'''

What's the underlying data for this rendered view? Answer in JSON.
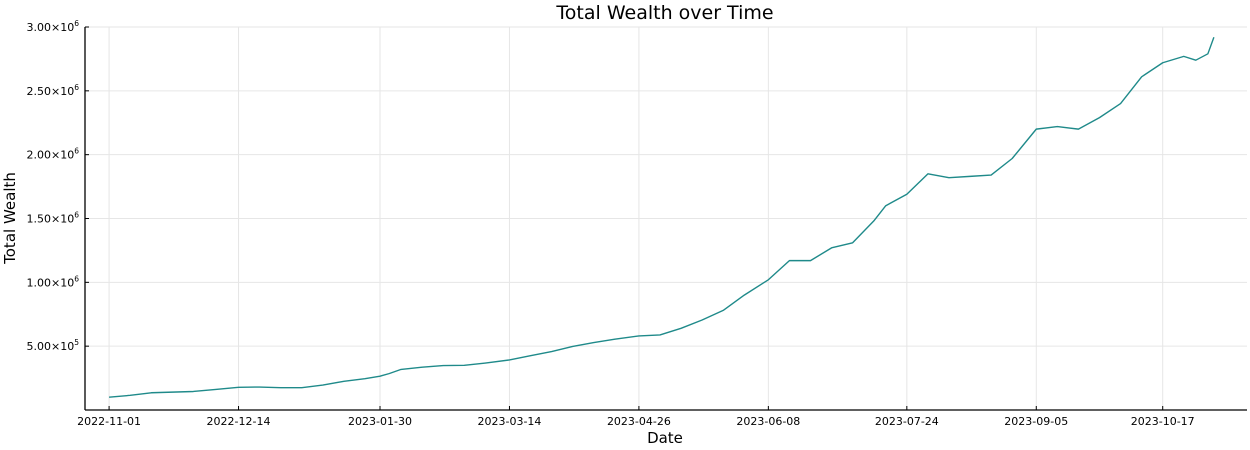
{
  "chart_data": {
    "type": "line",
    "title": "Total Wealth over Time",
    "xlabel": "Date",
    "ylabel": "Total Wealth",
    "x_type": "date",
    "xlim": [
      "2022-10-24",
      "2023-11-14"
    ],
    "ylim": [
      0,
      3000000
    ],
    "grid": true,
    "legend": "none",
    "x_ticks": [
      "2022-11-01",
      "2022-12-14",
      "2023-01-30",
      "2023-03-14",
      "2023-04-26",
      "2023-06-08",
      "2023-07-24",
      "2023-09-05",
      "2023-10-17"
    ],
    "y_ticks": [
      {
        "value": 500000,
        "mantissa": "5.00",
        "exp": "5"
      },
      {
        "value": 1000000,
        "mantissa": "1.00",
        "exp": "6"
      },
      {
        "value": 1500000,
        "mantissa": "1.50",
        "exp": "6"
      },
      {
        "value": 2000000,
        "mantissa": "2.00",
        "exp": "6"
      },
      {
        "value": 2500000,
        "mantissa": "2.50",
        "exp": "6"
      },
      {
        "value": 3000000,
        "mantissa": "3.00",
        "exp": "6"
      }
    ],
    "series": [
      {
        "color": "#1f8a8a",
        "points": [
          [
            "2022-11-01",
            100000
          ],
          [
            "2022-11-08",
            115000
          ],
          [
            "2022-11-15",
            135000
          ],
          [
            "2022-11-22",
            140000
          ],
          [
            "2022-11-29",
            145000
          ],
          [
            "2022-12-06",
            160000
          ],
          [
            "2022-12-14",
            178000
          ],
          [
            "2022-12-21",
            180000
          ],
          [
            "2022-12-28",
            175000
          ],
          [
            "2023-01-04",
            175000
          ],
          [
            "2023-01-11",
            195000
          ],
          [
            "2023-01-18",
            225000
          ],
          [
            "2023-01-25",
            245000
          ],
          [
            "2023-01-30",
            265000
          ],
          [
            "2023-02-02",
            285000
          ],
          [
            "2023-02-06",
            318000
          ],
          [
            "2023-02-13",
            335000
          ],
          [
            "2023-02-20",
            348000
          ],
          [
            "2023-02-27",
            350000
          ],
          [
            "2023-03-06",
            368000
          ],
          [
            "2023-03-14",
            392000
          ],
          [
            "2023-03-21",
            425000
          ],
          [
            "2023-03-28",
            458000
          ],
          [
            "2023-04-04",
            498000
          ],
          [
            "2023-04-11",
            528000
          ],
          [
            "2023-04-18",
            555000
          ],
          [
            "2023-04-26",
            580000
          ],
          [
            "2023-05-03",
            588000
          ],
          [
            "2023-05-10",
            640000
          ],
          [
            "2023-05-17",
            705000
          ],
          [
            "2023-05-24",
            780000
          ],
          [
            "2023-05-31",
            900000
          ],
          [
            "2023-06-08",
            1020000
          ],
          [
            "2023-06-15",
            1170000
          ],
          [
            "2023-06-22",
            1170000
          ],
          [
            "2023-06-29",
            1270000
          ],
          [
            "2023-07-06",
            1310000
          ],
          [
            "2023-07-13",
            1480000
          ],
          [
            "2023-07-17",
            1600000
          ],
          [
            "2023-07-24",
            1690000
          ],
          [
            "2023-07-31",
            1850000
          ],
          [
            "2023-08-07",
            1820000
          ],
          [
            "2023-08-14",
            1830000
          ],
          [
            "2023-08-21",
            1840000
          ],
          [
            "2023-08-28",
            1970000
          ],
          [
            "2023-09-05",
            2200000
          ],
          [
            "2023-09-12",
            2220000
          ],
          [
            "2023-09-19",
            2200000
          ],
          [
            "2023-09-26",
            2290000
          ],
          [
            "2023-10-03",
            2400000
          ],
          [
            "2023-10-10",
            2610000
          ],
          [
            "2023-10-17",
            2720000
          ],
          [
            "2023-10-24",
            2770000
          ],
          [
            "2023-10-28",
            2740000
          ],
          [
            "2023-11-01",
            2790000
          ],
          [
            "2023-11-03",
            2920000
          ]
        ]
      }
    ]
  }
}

'''
'''

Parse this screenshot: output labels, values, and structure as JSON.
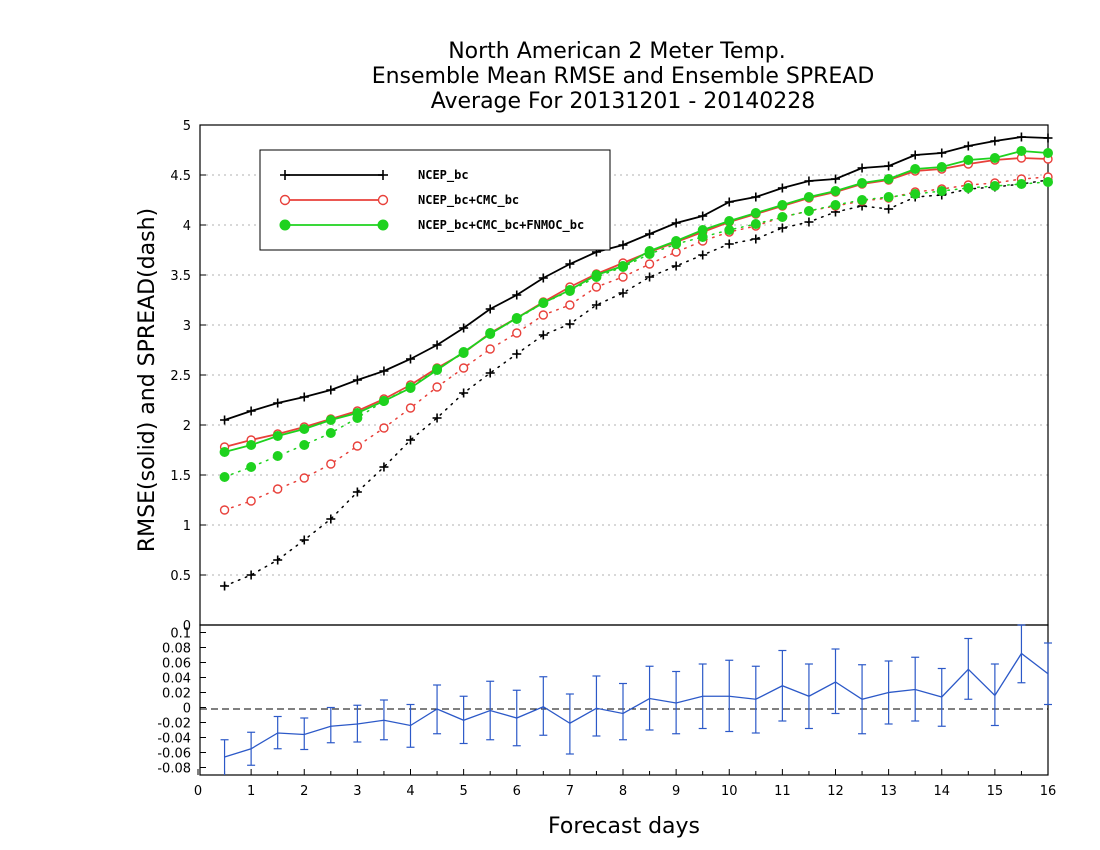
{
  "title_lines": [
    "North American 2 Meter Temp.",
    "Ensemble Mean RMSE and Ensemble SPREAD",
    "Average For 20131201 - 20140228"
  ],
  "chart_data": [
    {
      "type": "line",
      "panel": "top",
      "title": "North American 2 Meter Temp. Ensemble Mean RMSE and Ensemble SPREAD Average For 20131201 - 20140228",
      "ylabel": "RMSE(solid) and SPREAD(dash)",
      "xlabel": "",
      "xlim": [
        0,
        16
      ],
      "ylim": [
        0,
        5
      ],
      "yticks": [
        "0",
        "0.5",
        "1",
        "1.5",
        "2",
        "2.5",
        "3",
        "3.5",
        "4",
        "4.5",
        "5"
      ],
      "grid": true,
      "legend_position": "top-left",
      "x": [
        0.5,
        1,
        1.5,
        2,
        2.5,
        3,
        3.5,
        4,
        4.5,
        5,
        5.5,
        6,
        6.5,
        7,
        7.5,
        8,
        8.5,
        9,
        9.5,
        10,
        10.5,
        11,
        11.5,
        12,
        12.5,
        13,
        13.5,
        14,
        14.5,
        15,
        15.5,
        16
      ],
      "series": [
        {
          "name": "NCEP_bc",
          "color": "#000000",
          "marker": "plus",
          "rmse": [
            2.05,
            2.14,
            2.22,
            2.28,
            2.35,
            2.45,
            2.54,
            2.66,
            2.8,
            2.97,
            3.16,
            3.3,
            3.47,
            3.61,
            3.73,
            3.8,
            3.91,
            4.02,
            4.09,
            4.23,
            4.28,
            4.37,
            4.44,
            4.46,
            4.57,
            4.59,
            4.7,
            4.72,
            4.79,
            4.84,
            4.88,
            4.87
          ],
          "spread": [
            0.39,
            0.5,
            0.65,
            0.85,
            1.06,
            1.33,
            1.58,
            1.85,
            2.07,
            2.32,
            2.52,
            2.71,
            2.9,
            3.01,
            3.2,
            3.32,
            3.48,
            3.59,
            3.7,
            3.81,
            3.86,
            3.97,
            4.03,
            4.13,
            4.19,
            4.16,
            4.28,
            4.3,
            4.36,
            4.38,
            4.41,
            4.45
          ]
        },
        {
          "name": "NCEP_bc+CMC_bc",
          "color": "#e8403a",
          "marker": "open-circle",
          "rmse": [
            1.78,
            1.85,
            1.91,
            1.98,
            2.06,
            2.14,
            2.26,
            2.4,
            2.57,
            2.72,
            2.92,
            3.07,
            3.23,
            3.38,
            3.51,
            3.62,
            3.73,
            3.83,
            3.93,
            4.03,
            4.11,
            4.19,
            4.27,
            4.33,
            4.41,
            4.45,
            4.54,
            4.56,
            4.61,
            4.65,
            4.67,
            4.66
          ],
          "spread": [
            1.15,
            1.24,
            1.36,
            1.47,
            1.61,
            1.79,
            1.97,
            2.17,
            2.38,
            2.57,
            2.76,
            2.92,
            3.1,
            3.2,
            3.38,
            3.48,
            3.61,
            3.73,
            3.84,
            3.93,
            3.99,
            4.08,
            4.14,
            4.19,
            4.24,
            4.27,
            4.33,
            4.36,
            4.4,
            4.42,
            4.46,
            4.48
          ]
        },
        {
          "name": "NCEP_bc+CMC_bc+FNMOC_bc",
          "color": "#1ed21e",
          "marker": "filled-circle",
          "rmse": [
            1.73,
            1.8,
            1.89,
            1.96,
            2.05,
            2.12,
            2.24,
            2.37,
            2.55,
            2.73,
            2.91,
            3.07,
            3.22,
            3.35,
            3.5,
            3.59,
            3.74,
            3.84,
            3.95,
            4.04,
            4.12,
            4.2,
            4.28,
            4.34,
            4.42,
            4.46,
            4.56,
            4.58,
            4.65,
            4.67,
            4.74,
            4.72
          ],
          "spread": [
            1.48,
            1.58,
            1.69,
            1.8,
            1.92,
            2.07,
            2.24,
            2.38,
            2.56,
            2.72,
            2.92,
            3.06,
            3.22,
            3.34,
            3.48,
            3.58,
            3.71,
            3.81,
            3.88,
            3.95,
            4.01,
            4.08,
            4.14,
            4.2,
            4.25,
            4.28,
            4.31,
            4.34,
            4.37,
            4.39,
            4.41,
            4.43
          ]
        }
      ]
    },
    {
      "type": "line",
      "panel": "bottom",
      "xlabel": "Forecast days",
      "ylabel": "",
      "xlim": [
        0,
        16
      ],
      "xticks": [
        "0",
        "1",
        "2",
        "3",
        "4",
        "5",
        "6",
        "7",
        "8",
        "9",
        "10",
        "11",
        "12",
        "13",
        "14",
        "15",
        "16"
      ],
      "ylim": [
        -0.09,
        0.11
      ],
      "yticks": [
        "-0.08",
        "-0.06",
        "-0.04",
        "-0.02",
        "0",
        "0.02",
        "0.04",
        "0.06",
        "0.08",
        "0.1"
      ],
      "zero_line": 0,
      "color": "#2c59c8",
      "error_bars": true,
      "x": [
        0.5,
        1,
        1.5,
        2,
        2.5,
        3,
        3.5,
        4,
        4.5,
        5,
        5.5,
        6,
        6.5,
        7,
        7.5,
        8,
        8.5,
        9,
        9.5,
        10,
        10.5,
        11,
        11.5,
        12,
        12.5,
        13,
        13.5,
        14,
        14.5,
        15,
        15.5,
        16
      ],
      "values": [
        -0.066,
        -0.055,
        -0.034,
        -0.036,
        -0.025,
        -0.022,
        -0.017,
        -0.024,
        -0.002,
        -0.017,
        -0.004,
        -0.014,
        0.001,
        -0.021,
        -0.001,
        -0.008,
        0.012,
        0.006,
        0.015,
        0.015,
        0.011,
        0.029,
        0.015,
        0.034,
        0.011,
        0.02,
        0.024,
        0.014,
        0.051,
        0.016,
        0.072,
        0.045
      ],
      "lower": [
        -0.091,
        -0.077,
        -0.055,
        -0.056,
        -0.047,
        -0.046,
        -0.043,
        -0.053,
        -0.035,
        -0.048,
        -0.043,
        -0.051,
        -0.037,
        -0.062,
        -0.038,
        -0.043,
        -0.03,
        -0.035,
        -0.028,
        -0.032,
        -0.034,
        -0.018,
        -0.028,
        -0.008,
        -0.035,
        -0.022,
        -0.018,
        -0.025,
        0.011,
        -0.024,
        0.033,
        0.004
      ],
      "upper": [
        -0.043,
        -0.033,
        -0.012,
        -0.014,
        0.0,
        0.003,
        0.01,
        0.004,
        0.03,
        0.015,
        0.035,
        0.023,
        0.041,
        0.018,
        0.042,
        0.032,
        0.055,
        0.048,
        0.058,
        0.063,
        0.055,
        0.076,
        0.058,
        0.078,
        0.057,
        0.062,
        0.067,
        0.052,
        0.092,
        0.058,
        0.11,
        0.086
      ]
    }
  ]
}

'''

Above are lines of data; state how many of them contain the word "ylabel", with no other output.

▶ [RESPONSE TO THIS TASK]
3